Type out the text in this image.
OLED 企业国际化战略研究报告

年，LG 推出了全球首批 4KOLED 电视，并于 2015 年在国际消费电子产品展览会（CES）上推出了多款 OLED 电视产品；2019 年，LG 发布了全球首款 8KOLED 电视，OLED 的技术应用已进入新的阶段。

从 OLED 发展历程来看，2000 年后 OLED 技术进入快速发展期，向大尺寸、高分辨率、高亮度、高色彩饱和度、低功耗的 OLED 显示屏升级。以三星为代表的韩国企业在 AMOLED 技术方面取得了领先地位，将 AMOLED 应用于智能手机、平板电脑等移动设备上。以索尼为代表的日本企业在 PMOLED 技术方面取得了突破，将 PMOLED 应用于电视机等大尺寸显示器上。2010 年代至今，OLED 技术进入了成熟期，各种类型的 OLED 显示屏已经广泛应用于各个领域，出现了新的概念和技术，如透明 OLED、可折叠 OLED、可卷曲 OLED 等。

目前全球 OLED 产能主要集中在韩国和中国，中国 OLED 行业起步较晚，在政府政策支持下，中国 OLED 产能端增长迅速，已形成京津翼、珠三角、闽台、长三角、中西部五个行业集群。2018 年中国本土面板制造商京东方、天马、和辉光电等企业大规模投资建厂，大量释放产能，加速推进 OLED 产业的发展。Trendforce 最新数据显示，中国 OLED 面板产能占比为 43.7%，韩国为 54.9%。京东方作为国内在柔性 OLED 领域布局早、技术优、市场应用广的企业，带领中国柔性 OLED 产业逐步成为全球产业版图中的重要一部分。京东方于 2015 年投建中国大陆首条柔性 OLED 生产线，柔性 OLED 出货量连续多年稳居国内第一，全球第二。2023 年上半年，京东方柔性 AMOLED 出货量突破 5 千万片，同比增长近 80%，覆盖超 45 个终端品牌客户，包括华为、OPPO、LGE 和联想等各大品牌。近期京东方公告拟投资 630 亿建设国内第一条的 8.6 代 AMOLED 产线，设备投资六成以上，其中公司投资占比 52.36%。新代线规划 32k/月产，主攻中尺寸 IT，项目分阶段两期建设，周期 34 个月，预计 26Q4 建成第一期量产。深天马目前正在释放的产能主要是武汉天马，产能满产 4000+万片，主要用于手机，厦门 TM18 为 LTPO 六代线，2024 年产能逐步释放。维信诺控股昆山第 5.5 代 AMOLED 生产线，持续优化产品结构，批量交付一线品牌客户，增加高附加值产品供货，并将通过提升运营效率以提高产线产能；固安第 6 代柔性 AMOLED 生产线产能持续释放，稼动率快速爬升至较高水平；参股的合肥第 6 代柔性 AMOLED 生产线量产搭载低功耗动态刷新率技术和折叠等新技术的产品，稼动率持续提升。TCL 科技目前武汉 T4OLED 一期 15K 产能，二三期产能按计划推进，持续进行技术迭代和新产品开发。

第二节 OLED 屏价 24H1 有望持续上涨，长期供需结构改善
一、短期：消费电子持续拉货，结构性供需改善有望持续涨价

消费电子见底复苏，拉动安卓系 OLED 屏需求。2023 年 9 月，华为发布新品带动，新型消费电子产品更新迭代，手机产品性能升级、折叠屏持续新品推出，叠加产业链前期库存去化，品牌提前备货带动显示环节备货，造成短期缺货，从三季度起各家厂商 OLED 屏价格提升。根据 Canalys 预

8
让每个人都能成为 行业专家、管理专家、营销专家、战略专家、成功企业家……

----

**TASK INSTRUCTIONS**
Each record must be returned exactly as it is written.

**THE ANSWER**
Type out the text in this image.
OLED 企业国际化战略研究报告

年，LG 推出了全球首批 4KOLED 电视，并于 2015 年在国际消费电子产品展览会（CES）上推出了多款 OLED 电视产品；2019 年，LG 发布了全球首款 8KOLED 电视，OLED 的技术应用已进入新的阶段。

从 OLED 发展历程来看，2000 年后 OLED 技术进入快速发展期，向大尺寸、高分辨率、高亮度、高色彩饱和度、低功耗的 OLED 显示屏升级。以三星为代表的韩国企业在 AMOLED 技术方面取得了领先地位，将 AMOLED 应用于智能手机、平板电脑等移动设备上。以索尼为代表的日本企业在 PMOLED 技术方面取得了突破，将 PMOLED 应用于电视机等大尺寸显示器上。2010 年代至今，OLED 技术进入了成熟期，各种类型的 OLED 显示屏已经广泛应用于各个领域，出现了新的概念和技术，如透明 OLED、可折叠 OLED、可卷曲 OLED 等。

目前全球 OLED 产能主要集中在韩国和中国，中国 OLED 行业起步较晚，在政府政策支持下，中国 OLED 产能端增长迅速，已形成京津翼、珠三角、闽台、长三角、中西部五个行业集群。2018 年中国本土面板制造商京东方、天马、和辉光电等企业大规模投资建厂，大量释放产能，加速推进 OLED 产业的发展。Trendforce 最新数据显示，中国 OLED 面板产能占比为 43.7%，韩国为 54.9%。京东方作为国内在柔性 OLED 领域布局早、技术优、市场应用广的企业，带领中国柔性 OLED 产业逐步成为全球产业版图中的重要一部分。京东方于 2015 年投建中国大陆首条柔性 OLED 生产线，柔性 OLED 出货量连续多年稳居国内第一，全球第二。2023 年上半年，京东方柔性 AMOLED 出货量突破 5 千万片，同比增长近 80%，覆盖超 45 个终端品牌客户，包括华为、OPPO、LGE 和联想等各大品牌。近期京东方公告拟投资 630 亿建设国内第一条的 8.6 代 AMOLED 产线，设备投资六成以上，其中公司投资占比 52.36%。新代线规划 32k/月产，主攻中尺寸 IT，项目分阶段两期建设，周期 34 个月，预计 26Q4 建成第一期量产。深天马目前正在释放的产能主要是武汉天马，产能满产 4000+万片，主要用于手机，厦门 TM18 为 LTPO 六代线，2024 年产能逐步释放。维信诺控股昆山第 5.5 代 AMOLED 生产线，持续优化产品结构，批量交付一线品牌客户，增加高附加值产品供货，并将通过提升运营效率以提高产线产能；固安第 6 代柔性 AMOLED 生产线产能持续释放，稼动率快速爬升至较高水平；参股的合肥第 6 代柔性 AMOLED 生产线量产搭载低功耗动态刷新率技术和折叠等新技术的产品，稼动率持续提升。TCL 科技目前武汉 T4OLED 一期 15K 产能，二三期产能按计划推进，持续进行技术迭代和新产品开发。

第二节 OLED 屏价 24H1 有望持续上涨，长期供需结构改善
一、短期：消费电子持续拉货，结构性供需改善有望持续涨价

消费电子见底复苏，拉动安卓系 OLED 屏需求。2023 年 9 月，华为发布新品带动，新型消费电子产品更新迭代，手机产品性能升级、折叠屏持续新品推出，叠加产业链前期库存去化，品牌提前备货带动显示环节备货，造成短期缺货，从三季度起各家厂商 OLED 屏价格提升。根据 Canalys 预

8
让每个人都能成为 行业专家、管理专家、营销专家、战略专家、成功企业家……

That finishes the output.